----- TEXTO PARA REVISÃO
Para autoridades sul-coreanas, a atual conjectura permite até fomentar a ideia de que é o melhor momento para que os governos de Coreia do Norte e EUA se sentem à mesa para conversar e negociar uma saída para o impasse em torno do programa nuclear norte-coreano.
"Agora é o melhor momento, já que os EUA abrem a sua porta para conversas. Os EUA podem fechar a porta para sempre. É importante para o Norte parar as provocações e sair para conversar", afirmou um oficial sul-coreano na última quarta-feira, citado pela agência local Yonhap.
Tal ponto de vista que relaciona os Jogos a uma potencial abertura para, por exemplo, uma conversa direta entre o presidente dos EUA, Donald Trump, e o líder da Coreia do Norte, Kim Jong-um – algo inimaginável, assim como parecia até alguns meses atrás a ideia de uma reaproximação entre Seul e Pyongyang – possui outros entusiastas.
Um deles é o ex-secretário-geral das Nações Unidas, Ban Ki-moon. De acordo com ele, a presença norte-coreana nas Olimpíadas de Inverno de PyeongChang abre uma janela de oportunidade para a retomada de negociações prolongadas que visem discutir a desnuclearização do país.
"Na verdade, há uma pequena janela aberta […]. [A questão é] como expandir esta janela para levar a conversas reais e significativas. Concordo [com alguns diplomatas nos EUA e na Coreia do Sul] que este é o melhor momento para conversas com o Norte", ponderou Ban em um seminário de imprensa na Coreia do Sul.
Ainda segundo o ex-secretário-geral da ONU, "sem conversas [com esta janela em PyeongChang], a crise do ano passado será repetida". "As conversas devem ser iniciadas. A pequena janela pode estar aberta de acordo com a forma como fizermos isso".
----------
----- ENTRADAS DO CONJUNTO
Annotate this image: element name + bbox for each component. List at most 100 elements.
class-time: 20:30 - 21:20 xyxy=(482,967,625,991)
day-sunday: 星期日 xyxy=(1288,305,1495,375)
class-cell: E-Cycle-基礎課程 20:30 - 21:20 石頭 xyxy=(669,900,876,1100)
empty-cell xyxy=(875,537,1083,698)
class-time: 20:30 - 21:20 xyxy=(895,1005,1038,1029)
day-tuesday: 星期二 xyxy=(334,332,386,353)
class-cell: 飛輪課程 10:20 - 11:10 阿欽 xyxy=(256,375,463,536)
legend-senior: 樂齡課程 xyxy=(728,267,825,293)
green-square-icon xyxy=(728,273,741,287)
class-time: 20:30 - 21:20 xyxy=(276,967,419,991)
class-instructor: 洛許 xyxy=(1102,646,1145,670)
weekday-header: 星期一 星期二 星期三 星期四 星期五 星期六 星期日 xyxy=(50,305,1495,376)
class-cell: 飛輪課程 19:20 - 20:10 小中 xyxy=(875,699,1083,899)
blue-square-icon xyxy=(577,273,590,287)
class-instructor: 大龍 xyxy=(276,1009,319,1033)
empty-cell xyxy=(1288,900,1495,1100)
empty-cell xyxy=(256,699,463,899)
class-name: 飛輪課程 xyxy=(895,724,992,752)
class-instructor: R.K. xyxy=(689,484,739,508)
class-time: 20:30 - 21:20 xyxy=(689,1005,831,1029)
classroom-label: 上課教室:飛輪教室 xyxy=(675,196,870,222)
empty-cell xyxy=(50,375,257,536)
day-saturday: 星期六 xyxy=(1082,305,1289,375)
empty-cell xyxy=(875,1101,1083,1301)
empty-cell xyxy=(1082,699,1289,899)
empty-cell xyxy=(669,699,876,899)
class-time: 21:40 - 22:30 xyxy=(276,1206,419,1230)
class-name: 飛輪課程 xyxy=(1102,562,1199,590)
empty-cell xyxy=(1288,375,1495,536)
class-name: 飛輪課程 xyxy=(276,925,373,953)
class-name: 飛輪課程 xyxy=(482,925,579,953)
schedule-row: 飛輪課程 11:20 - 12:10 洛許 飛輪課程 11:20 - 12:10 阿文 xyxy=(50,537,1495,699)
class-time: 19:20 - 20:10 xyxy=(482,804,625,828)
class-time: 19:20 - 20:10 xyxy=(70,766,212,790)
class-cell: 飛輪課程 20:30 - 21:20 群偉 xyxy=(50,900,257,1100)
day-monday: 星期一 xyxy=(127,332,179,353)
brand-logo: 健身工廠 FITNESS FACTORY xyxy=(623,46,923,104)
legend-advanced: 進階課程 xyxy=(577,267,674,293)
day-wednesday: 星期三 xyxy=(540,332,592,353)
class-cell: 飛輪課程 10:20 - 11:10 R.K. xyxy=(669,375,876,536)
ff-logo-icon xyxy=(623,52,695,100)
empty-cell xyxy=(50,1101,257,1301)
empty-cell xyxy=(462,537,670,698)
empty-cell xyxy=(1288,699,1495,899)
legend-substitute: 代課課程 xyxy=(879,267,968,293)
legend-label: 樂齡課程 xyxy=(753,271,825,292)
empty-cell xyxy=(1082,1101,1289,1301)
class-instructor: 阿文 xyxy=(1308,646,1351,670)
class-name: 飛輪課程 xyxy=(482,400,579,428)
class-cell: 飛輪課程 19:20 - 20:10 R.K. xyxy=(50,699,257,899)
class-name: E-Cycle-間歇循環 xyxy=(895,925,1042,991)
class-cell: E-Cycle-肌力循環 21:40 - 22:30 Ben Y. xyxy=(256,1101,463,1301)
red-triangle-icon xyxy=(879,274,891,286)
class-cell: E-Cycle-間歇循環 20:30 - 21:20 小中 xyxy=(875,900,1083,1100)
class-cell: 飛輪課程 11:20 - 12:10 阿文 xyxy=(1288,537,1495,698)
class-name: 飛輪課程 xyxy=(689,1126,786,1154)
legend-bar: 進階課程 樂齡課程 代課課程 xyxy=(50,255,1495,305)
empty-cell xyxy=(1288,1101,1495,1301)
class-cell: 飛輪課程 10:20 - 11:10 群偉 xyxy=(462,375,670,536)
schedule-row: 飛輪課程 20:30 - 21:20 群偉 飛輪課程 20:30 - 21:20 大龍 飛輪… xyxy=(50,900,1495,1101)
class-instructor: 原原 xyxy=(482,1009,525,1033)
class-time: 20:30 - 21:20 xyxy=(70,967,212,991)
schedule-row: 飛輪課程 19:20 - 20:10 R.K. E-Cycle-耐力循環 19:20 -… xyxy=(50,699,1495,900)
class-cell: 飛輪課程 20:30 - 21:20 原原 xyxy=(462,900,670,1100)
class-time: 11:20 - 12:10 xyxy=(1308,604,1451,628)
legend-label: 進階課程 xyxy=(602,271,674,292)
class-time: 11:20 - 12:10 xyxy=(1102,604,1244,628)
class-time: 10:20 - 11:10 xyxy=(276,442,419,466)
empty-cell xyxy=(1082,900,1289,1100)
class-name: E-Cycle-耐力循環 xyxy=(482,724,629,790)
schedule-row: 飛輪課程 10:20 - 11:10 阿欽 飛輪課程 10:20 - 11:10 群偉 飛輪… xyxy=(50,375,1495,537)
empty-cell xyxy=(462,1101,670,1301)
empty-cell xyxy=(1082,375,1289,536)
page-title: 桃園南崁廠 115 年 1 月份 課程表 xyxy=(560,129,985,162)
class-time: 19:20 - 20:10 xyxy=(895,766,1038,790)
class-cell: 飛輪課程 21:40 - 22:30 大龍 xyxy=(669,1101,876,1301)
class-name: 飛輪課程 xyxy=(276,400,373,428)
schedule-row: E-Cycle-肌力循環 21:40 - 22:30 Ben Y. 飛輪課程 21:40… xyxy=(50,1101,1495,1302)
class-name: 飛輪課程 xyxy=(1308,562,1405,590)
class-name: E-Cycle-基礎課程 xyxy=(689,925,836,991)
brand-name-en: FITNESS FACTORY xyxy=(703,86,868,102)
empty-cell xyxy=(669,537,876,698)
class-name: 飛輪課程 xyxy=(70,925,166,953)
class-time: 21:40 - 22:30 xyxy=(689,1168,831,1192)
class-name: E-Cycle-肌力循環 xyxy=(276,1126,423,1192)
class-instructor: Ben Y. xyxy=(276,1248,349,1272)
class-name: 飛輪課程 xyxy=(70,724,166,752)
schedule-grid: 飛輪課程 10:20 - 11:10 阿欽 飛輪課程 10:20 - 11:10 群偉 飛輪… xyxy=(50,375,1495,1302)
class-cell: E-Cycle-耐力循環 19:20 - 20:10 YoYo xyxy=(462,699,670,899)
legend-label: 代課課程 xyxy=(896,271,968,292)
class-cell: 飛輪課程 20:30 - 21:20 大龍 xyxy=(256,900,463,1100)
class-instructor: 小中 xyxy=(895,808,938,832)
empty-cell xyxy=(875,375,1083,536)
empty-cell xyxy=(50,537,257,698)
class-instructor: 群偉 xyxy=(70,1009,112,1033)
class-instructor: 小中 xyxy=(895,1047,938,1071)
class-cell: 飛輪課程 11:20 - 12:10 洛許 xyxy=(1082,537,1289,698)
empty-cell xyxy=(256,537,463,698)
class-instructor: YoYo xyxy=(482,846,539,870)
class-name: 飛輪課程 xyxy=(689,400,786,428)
----------
> [ENUNCIADO] Dê continuidade ao texto sobre uma possível negociação entre a Coreia do Norte e os EUA a partir dos Jogos de PyeongChang, começando logo após a última frase apresentada.

> [RESPOSTA DO EXERCÍCIO]
Linha tênue
Os encontros entre altas autoridades das duas Coreias – os primeiros em mais de dois anos – ajudaram a diminuir as tensões dos dois lados da fronteira, mas os temas giraram principalmente quanto aos preparativos para a participação norte-coreana dos Jogos de Inverno.
Todavia, é ainda incerta qual será a atitude de Pyongyang tão logo questões relativas ao seu programa de mísseis balísticos e nuclear se tornar pauta no diálogo com Seul. É nesta seara que Washington está mais interessada, e oficialmente a administração Trump vê com uma boa dose de ceticismo a possibilidade de Kim colaborar.
Dentro do governo do presidente sul-coreano Moon Jae-in, a mensagem recebida da Casa Branca é que os EUA estão sim prontos para dialogar com a Coreia do Norte – como o secretário de Estado do país, Rex Tillerson, já declarou no passado: "sem pré-condições".
"Embora a sua retórica tenha sido forte, Tillerson indicou que as negociações poderiam ser possíveis se o Norte parar as provocações por algum tempo, e Trump também se juntou a isso. Nunca houve qualquer momento antes em que [autoridades dos EUA] disseram isso", informou a fonte sul-coreana ouvida pela Yonhap.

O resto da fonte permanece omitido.